• [SHORT TASK] Would you write out the entries below, every one of them, exactly?

• [DATA PROVIDED]
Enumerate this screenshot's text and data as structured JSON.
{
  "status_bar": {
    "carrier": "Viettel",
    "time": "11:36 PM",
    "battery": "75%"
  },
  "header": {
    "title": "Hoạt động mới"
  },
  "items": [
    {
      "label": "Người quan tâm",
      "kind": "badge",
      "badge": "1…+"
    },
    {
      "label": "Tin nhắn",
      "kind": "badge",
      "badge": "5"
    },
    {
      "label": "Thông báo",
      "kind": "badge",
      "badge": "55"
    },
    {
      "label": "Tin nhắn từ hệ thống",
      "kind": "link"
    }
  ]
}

• [THE ANSWER]
Enumerate this screenshot's text and data as structured JSON.
{
  "status_bar": {
    "carrier": "Viettel",
    "time": "11:36 PM",
    "battery": "75%"
  },
  "header": {
    "title": "Hoạt động mới"
  },
  "items": [
    {
      "label": "Người quan tâm",
      "kind": "badge",
      "badge": "1…+"
    },
    {
      "label": "Tin nhắn",
      "kind": "badge",
      "badge": "5"
    },
    {
      "label": "Thông báo",
      "kind": "badge",
      "badge": "55"
    },
    {
      "label": "Tin nhắn từ hệ thống",
      "kind": "link"
    }
  ]
}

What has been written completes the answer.